Return all of the entries exactly as written.

+++ Excerpted data

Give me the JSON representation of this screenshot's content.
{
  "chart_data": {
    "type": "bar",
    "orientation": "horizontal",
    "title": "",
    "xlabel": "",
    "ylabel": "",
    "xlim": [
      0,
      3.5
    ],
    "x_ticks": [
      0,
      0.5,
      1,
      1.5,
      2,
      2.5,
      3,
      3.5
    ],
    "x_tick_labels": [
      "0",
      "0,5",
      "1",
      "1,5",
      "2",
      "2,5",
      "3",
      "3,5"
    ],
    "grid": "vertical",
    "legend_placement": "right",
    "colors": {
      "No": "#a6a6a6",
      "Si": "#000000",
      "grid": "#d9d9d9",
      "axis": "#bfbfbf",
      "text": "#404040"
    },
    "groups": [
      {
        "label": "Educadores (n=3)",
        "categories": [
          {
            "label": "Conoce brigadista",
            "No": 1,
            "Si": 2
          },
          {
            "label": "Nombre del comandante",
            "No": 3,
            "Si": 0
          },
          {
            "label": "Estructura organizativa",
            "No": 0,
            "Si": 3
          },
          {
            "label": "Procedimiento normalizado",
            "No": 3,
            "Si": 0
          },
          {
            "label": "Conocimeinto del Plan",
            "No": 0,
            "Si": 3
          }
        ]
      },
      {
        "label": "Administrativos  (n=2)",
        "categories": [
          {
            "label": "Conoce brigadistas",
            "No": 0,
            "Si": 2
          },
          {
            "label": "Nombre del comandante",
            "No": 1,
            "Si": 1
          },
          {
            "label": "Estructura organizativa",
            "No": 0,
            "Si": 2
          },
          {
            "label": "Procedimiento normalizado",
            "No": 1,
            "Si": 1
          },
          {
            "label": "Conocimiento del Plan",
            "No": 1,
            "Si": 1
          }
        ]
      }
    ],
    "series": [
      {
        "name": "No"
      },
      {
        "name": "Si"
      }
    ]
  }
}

++++++

* [Answer to the task]
Give me the JSON representation of this screenshot's content.
{
  "chart_data": {
    "type": "bar",
    "orientation": "horizontal",
    "title": "",
    "xlabel": "",
    "ylabel": "",
    "xlim": [
      0,
      3.5
    ],
    "x_ticks": [
      0,
      0.5,
      1,
      1.5,
      2,
      2.5,
      3,
      3.5
    ],
    "x_tick_labels": [
      "0",
      "0,5",
      "1",
      "1,5",
      "2",
      "2,5",
      "3",
      "3,5"
    ],
    "grid": "vertical",
    "legend_placement": "right",
    "colors": {
      "No": "#a6a6a6",
      "Si": "#000000",
      "grid": "#d9d9d9",
      "axis": "#bfbfbf",
      "text": "#404040"
    },
    "groups": [
      {
        "label": "Educadores (n=3)",
        "categories": [
          {
            "label": "Conoce brigadista",
            "No": 1,
            "Si": 2
          },
          {
            "label": "Nombre del comandante",
            "No": 3,
            "Si": 0
          },
          {
            "label": "Estructura organizativa",
            "No": 0,
            "Si": 3
          },
          {
            "label": "Procedimiento normalizado",
            "No": 3,
            "Si": 0
          },
          {
            "label": "Conocimeinto del Plan",
            "No": 0,
            "Si": 3
          }
        ]
      },
      {
        "label": "Administrativos  (n=2)",
        "categories": [
          {
            "label": "Conoce brigadistas",
            "No": 0,
            "Si": 2
          },
          {
            "label": "Nombre del comandante",
            "No": 1,
            "Si": 1
          },
          {
            "label": "Estructura organizativa",
            "No": 0,
            "Si": 2
          },
          {
            "label": "Procedimiento normalizado",
            "No": 1,
            "Si": 1
          },
          {
            "label": "Conocimiento del Plan",
            "No": 1,
            "Si": 1
          }
        ]
      }
    ],
    "series": [
      {
        "name": "No"
      },
      {
        "name": "Si"
      }
    ]
  }
}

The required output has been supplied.